(Exercise)
Report every line from the material that contains the word "mampu".

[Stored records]
□ □ □ □

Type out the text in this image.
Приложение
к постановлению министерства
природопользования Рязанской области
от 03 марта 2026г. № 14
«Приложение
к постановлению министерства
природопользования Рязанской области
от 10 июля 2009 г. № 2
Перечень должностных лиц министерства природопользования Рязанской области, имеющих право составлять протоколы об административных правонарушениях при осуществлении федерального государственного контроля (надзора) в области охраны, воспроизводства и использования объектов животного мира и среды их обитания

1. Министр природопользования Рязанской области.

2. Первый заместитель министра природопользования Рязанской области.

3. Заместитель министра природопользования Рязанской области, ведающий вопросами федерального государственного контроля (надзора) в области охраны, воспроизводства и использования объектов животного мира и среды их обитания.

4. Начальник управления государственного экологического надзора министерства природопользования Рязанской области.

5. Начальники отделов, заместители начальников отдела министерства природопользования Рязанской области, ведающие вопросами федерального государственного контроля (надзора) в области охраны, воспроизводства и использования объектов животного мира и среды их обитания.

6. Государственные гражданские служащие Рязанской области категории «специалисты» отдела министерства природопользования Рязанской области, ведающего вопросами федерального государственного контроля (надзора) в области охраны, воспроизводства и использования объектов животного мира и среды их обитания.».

□ □ □ □

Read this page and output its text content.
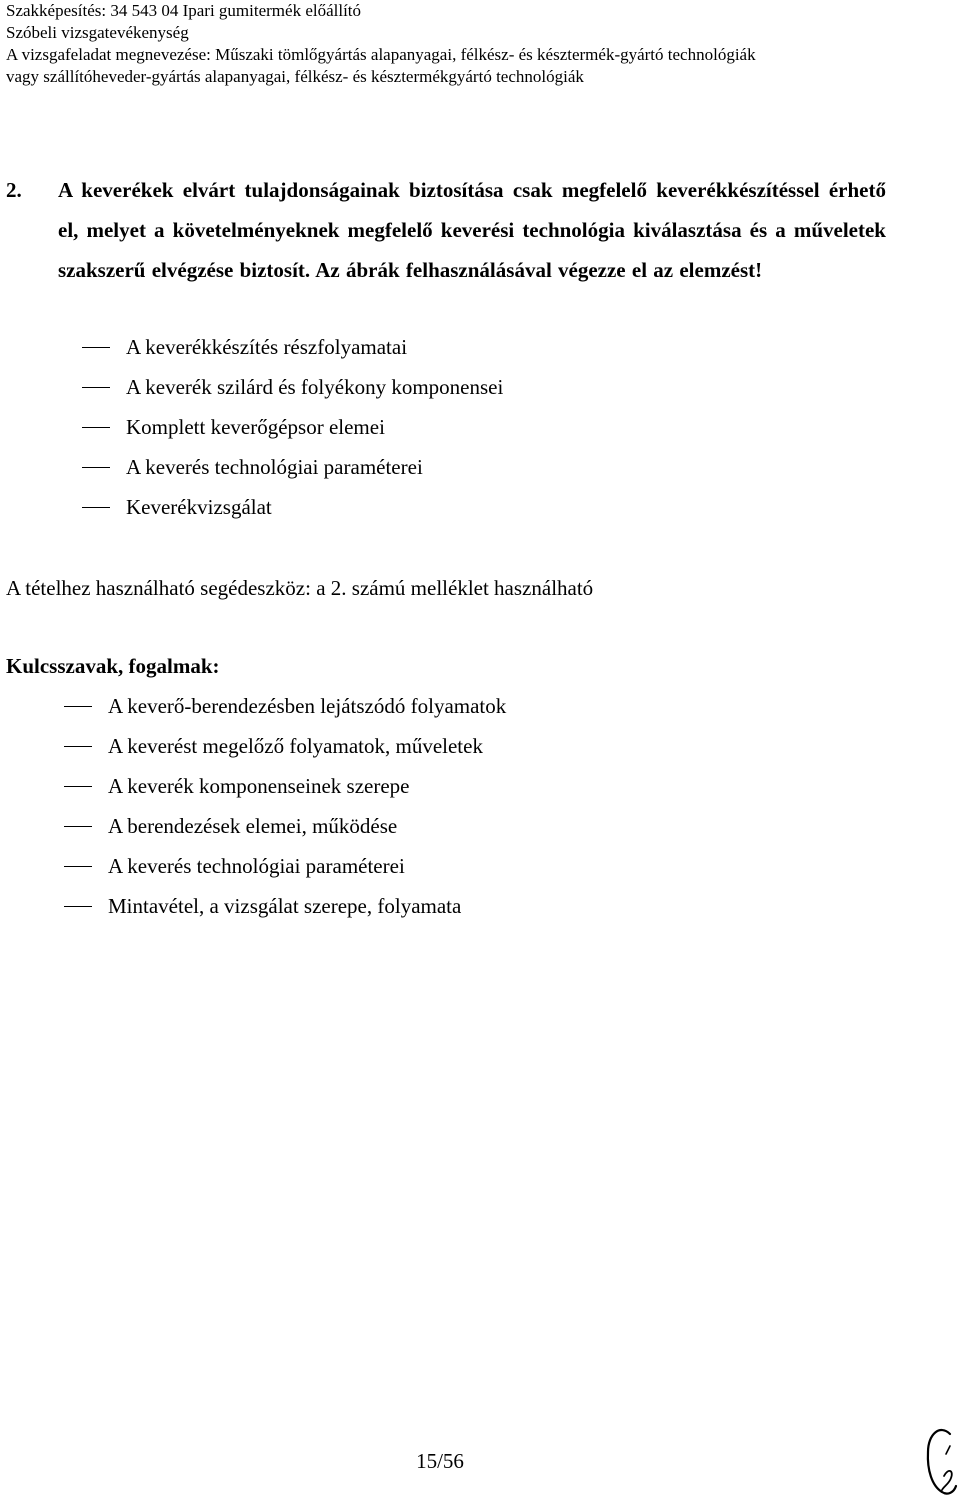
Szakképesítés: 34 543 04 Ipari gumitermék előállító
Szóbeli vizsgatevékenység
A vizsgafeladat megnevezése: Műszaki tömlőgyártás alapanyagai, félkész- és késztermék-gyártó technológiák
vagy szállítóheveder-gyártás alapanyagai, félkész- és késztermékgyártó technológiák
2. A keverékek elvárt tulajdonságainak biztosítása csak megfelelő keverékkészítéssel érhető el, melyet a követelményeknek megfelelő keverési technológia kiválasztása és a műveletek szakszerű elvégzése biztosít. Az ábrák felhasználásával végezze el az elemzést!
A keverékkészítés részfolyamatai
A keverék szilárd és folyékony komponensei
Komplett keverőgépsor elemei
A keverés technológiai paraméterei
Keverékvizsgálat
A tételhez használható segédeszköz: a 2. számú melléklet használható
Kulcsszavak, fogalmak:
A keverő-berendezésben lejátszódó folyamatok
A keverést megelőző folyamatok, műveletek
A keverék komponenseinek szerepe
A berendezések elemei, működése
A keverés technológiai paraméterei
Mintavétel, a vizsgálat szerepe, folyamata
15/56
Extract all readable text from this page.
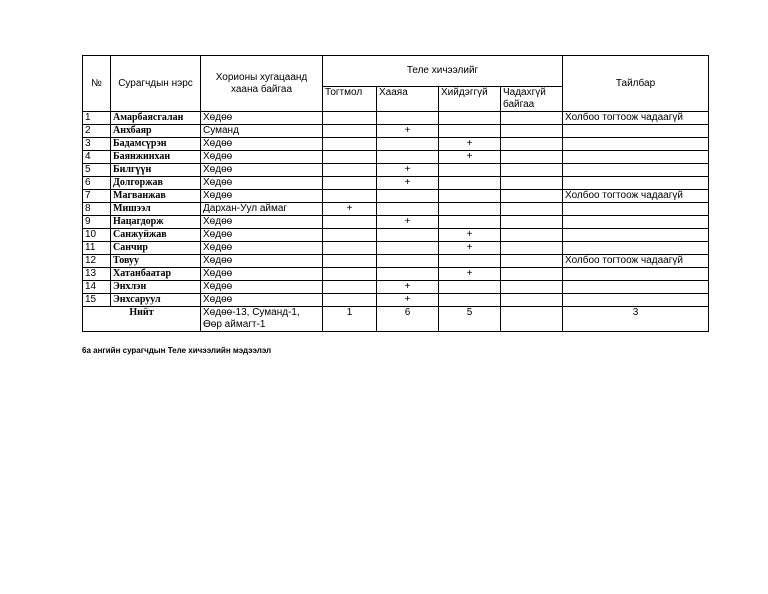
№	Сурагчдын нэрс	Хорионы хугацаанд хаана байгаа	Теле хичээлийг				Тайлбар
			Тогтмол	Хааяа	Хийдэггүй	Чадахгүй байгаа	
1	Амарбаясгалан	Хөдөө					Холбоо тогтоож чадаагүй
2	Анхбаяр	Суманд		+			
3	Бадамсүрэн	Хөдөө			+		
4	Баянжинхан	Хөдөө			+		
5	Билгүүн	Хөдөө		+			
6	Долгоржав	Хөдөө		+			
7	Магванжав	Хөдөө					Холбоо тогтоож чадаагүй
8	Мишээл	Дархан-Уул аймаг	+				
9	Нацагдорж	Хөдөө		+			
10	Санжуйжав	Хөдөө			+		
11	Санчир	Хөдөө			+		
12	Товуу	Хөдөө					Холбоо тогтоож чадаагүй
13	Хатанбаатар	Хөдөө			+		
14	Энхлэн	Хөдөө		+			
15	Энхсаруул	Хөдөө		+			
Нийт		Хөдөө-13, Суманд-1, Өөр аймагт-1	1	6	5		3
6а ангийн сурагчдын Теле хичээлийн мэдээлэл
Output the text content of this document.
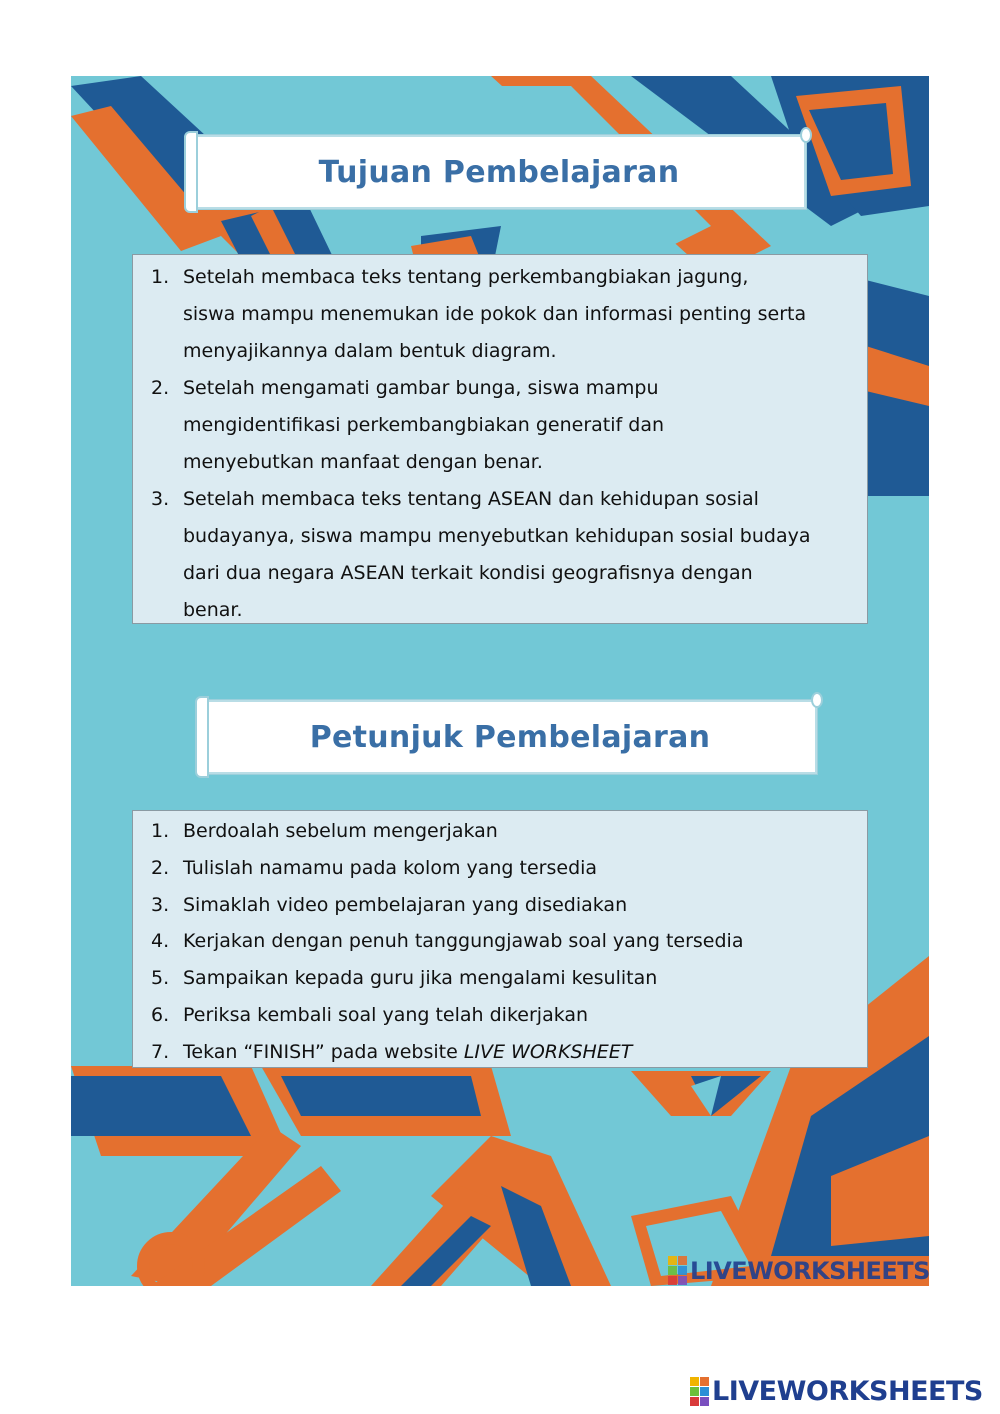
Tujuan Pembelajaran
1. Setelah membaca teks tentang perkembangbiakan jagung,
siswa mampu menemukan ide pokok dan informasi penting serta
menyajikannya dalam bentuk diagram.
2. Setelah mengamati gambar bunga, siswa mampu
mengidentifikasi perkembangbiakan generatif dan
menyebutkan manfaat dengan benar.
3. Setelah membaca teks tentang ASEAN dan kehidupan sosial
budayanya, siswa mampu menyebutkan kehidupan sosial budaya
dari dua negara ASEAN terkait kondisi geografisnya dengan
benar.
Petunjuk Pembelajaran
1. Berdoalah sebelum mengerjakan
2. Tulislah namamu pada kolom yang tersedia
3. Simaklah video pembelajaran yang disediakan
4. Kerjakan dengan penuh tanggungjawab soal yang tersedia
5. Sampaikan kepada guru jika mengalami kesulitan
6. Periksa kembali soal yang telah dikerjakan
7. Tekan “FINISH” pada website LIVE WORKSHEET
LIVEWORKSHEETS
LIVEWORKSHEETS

□ □ □ □

(The completed task)
siswa mampu menemukan ide pokok dan informasi penting serta
2. Setelah mengamati gambar bunga, siswa mampu
budayanya, siswa mampu menyebutkan kehidupan sosial budaya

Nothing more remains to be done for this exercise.